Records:
□ □ □

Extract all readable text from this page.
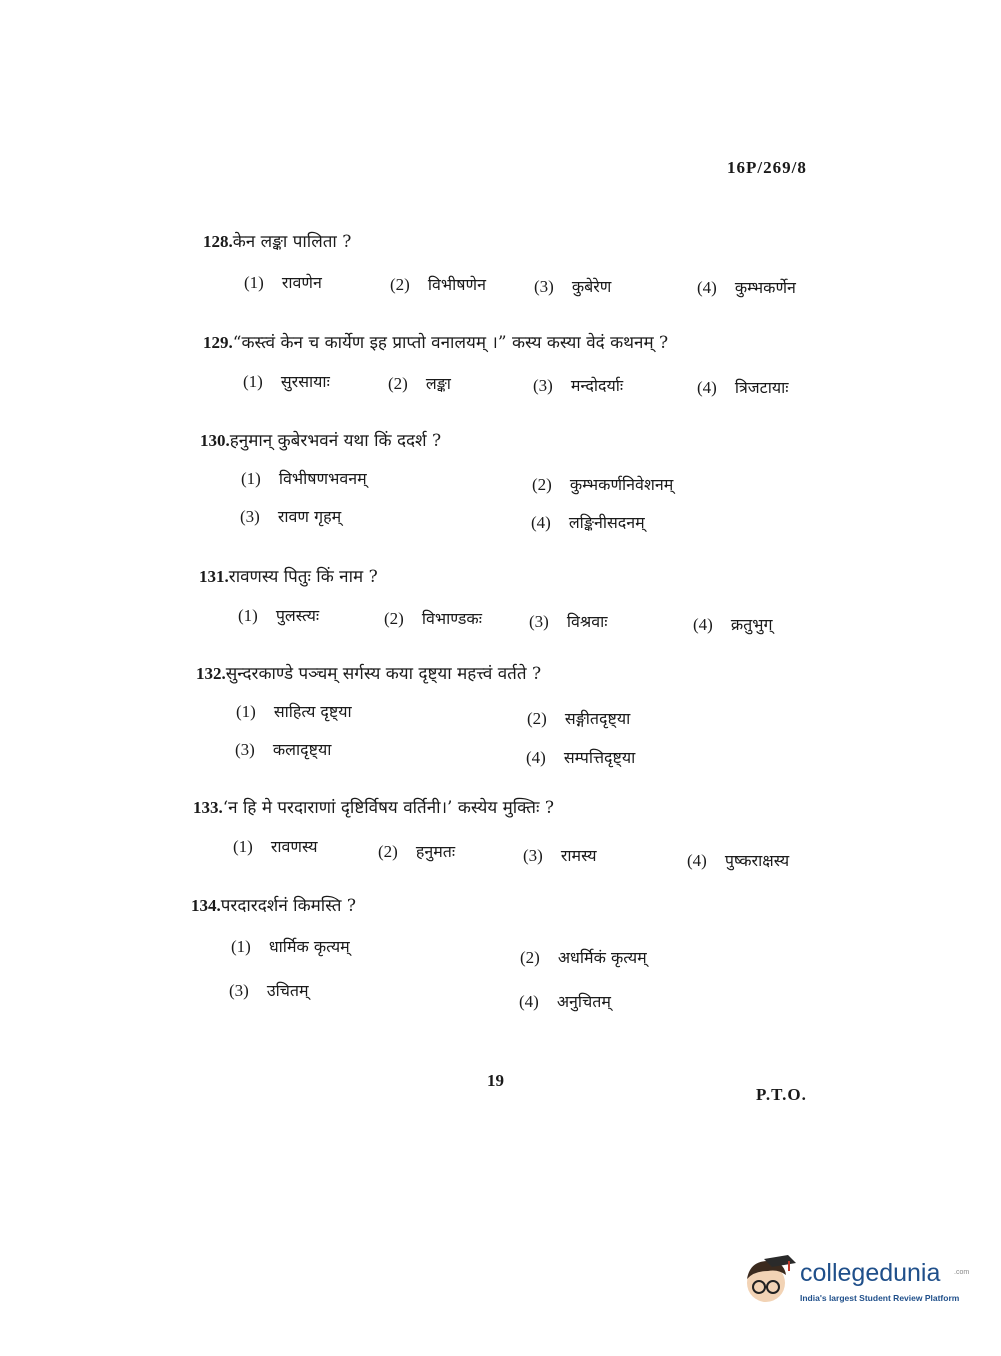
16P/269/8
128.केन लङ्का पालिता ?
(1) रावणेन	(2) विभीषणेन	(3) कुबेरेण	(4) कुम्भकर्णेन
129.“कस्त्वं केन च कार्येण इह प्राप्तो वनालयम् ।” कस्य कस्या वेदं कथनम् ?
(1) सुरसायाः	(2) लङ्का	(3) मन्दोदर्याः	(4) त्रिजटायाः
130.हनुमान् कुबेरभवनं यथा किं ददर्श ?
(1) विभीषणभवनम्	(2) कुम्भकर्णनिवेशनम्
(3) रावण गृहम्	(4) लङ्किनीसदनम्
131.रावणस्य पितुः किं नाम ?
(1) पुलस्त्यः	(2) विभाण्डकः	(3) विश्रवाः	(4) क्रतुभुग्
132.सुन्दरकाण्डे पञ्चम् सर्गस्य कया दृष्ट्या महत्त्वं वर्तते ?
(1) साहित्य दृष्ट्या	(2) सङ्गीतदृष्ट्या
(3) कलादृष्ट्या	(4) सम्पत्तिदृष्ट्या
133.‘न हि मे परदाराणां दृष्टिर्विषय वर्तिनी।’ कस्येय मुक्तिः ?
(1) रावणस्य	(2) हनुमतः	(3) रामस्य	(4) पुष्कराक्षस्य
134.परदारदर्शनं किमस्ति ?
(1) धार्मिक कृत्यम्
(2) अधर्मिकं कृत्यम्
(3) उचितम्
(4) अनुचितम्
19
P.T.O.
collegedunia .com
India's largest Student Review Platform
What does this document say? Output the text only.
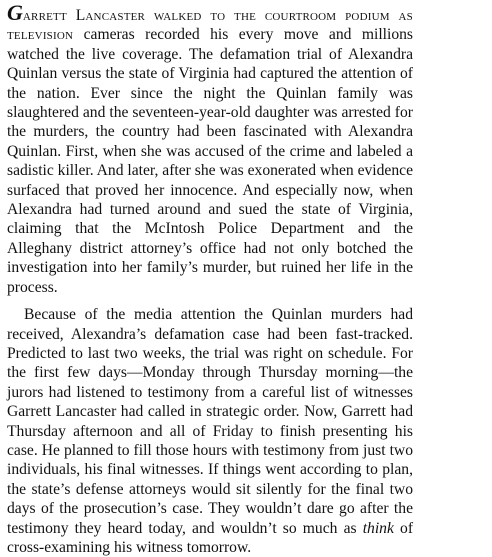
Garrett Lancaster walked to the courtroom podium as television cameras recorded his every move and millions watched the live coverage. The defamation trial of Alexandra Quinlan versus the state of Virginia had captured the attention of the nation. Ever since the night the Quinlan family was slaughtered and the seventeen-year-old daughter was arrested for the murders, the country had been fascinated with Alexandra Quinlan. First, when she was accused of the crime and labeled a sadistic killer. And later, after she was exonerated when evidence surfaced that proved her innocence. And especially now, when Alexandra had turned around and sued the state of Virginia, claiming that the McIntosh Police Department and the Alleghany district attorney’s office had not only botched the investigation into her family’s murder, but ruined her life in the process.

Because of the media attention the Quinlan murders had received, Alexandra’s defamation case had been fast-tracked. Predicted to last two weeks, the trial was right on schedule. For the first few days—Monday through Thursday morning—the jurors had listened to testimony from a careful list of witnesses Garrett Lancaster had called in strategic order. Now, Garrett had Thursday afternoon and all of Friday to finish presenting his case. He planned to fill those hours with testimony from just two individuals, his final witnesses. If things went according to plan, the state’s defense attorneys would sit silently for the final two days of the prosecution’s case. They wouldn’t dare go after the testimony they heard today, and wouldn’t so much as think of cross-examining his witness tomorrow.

□ □ □

_Set exercise:_ Find the string "text" in the records, then copy each line where it occurs.

_Correct response:_
Extract all readable text from this page.
What does this document say? Output the text only.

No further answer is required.